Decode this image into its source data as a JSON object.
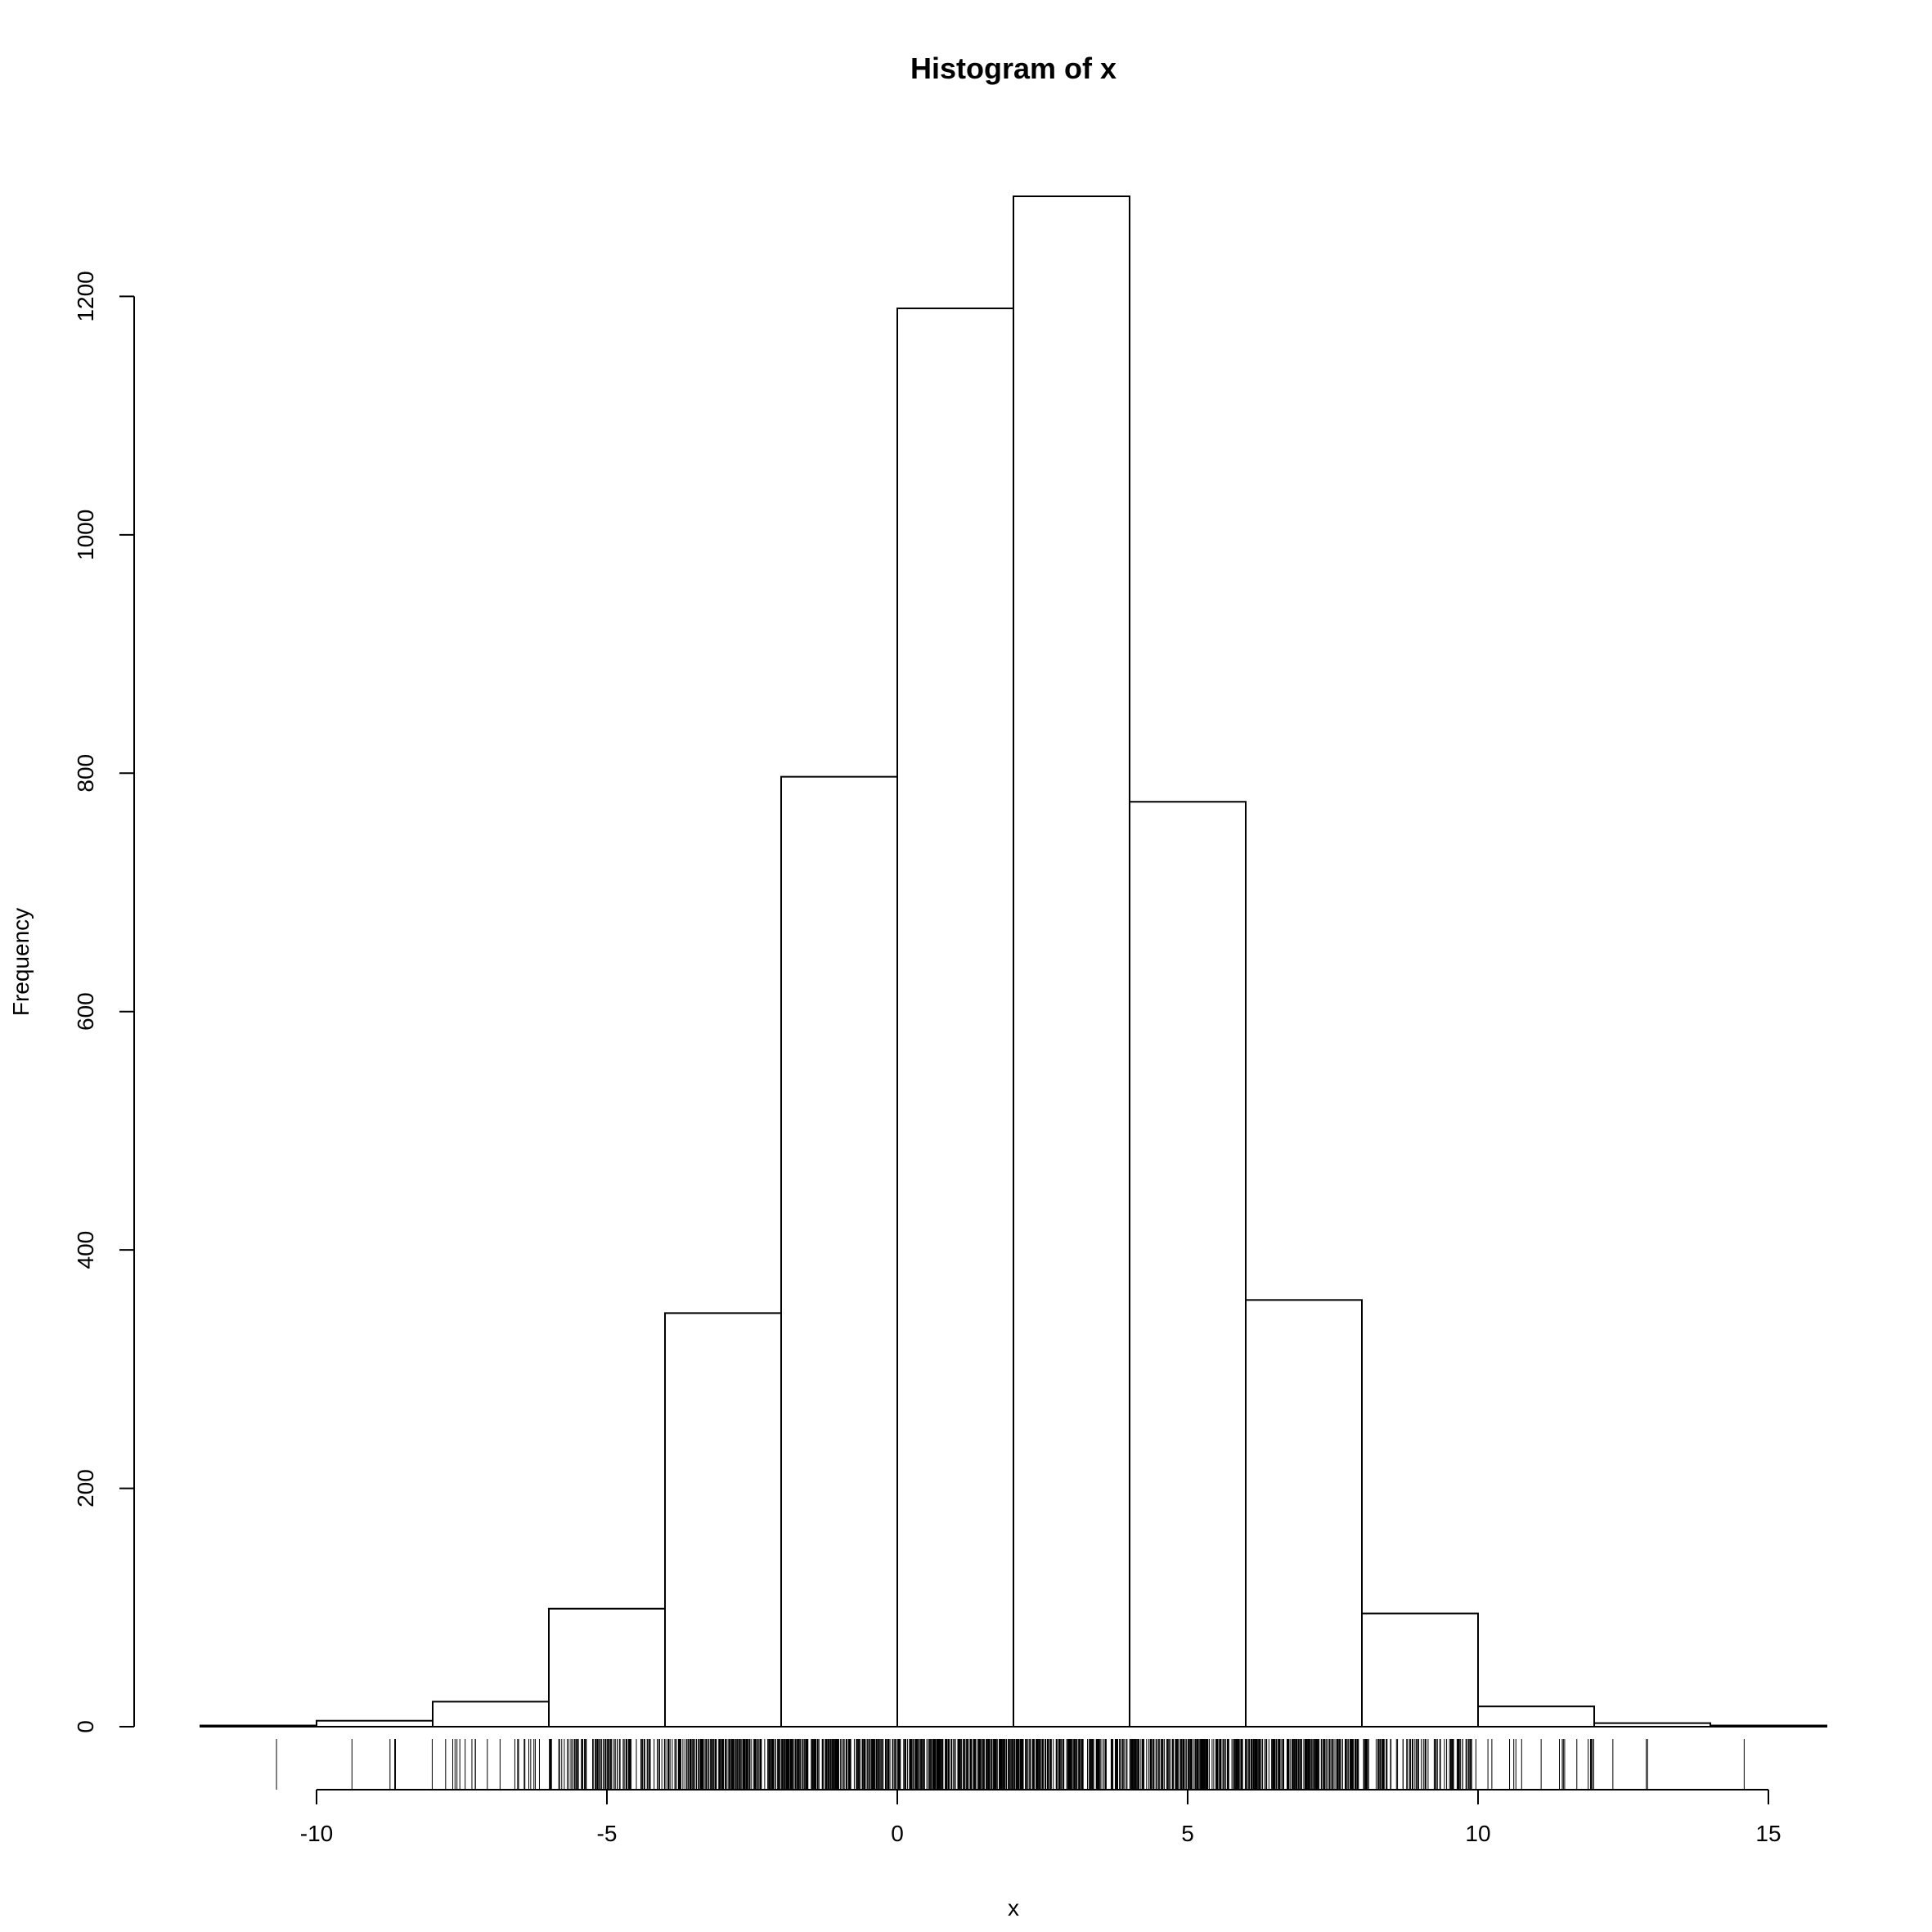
{
  "chart_data": {
    "type": "bar",
    "title": "Histogram of x",
    "xlabel": "x",
    "ylabel": "Frequency",
    "bin_edges": [
      -12,
      -10,
      -8,
      -6,
      -4,
      -2,
      0,
      2,
      4,
      6,
      8,
      10,
      12,
      14,
      16
    ],
    "values": [
      1,
      5,
      21,
      99,
      347,
      797,
      1190,
      1284,
      776,
      358,
      95,
      17,
      3,
      1
    ],
    "xlim": [
      -12,
      16
    ],
    "ylim": [
      0,
      1284
    ],
    "x_ticks": [
      -10,
      -5,
      0,
      5,
      10,
      15
    ],
    "x_tick_labels": [
      "-10",
      "-5",
      "0",
      "5",
      "10",
      "15"
    ],
    "y_ticks": [
      0,
      200,
      400,
      600,
      800,
      1000,
      1200
    ],
    "y_tick_labels": [
      "0",
      "200",
      "400",
      "600",
      "800",
      "1000",
      "1200"
    ],
    "rug": true,
    "grid": false,
    "bar_fill": "#ffffff",
    "bar_stroke": "#000000"
  }
}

- WHAT IS REQUIRED
Quote the data exactly, leaving every image out of the copy.

- FULL RESPONSE
Decode this image into its source data as a JSON object.
{
  "chart_data": {
    "type": "bar",
    "title": "Histogram of x",
    "xlabel": "x",
    "ylabel": "Frequency",
    "bin_edges": [
      -12,
      -10,
      -8,
      -6,
      -4,
      -2,
      0,
      2,
      4,
      6,
      8,
      10,
      12,
      14,
      16
    ],
    "values": [
      1,
      5,
      21,
      99,
      347,
      797,
      1190,
      1284,
      776,
      358,
      95,
      17,
      3,
      1
    ],
    "xlim": [
      -12,
      16
    ],
    "ylim": [
      0,
      1284
    ],
    "x_ticks": [
      -10,
      -5,
      0,
      5,
      10,
      15
    ],
    "x_tick_labels": [
      "-10",
      "-5",
      "0",
      "5",
      "10",
      "15"
    ],
    "y_ticks": [
      0,
      200,
      400,
      600,
      800,
      1000,
      1200
    ],
    "y_tick_labels": [
      "0",
      "200",
      "400",
      "600",
      "800",
      "1000",
      "1200"
    ],
    "rug": true,
    "grid": false,
    "bar_fill": "#ffffff",
    "bar_stroke": "#000000"
  }
}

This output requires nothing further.